── Input data ──

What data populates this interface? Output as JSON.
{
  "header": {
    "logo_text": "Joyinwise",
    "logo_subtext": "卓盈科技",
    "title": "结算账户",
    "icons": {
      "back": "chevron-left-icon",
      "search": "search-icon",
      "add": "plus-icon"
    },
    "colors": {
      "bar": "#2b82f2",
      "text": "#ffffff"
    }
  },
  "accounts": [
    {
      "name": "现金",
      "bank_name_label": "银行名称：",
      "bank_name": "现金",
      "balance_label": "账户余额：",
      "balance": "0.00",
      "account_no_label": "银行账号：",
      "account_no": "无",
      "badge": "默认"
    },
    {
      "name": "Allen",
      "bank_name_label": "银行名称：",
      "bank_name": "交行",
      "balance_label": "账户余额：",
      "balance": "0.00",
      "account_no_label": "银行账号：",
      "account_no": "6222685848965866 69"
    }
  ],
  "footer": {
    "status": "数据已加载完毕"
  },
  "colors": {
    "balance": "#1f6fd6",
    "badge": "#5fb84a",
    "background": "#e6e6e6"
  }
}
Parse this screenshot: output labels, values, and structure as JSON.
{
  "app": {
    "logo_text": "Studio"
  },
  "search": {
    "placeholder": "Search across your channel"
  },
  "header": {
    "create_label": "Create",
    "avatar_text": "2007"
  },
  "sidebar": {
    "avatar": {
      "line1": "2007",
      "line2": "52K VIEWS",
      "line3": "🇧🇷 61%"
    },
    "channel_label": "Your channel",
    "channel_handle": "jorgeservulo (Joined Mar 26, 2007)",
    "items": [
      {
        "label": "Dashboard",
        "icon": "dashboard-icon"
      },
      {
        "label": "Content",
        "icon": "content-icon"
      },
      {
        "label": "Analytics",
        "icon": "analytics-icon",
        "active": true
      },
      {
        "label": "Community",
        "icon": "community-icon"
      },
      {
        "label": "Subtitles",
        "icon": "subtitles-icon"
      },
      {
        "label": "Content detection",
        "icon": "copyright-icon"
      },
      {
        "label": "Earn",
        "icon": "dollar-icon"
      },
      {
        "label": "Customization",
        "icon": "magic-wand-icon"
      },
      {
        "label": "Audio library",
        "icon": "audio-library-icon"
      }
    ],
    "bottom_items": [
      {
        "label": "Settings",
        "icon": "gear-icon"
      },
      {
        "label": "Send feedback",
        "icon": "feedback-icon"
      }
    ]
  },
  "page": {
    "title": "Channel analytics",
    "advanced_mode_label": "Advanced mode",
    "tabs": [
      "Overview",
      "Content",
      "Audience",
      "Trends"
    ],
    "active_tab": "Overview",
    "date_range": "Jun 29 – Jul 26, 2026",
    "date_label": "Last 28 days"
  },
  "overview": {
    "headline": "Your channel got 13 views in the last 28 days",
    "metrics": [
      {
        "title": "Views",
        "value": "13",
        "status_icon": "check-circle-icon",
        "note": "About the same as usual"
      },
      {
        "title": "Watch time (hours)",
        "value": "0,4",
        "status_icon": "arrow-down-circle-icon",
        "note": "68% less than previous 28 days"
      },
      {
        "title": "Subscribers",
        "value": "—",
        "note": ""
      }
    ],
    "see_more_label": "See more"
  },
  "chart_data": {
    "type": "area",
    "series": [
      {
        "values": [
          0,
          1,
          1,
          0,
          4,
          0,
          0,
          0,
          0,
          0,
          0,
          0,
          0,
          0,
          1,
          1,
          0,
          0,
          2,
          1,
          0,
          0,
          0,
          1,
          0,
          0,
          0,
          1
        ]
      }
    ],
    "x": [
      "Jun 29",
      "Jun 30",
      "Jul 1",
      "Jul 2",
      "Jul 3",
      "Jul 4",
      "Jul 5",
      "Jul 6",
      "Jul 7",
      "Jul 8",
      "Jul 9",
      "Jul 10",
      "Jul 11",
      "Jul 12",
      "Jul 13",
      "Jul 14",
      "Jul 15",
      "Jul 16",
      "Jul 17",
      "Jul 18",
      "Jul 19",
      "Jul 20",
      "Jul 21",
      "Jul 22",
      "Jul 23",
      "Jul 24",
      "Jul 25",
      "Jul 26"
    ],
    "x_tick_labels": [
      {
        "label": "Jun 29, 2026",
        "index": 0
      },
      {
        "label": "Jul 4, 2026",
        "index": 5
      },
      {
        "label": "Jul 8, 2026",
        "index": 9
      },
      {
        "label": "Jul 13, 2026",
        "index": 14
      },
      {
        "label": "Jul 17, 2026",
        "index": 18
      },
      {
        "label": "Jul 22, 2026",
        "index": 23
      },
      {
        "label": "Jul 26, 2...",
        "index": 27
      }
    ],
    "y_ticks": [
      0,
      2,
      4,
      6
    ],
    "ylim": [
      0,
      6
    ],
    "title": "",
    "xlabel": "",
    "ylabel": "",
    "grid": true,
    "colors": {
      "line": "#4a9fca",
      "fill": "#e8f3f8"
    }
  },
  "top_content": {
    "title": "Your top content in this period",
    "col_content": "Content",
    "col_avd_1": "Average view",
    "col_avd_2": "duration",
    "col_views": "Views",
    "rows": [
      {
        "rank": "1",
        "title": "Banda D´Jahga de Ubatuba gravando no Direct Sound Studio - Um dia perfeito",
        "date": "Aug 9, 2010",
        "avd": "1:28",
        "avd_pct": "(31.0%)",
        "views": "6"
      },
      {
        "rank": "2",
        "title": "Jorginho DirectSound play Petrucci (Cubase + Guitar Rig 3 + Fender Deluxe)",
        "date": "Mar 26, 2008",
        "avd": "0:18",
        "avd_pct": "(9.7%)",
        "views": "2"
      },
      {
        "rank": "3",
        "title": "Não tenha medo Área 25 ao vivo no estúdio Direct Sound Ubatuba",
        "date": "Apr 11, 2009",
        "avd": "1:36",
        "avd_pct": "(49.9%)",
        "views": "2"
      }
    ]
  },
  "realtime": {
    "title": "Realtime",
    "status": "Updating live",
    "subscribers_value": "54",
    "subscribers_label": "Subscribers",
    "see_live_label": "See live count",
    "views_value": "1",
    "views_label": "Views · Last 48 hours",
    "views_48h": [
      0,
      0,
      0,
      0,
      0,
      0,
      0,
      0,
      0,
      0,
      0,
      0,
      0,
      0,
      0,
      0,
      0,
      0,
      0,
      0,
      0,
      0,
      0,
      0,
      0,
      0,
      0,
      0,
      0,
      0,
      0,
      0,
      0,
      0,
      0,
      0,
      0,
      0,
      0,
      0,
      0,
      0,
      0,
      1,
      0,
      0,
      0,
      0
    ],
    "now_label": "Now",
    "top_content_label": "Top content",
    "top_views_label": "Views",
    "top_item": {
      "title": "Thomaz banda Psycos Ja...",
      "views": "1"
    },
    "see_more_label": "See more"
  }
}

───

» Your instructions: From the entries above, copy every line that holds the word "circle".

» Exercise result:
        "status_icon": "check-circle-icon",
        "status_icon": "arrow-down-circle-icon",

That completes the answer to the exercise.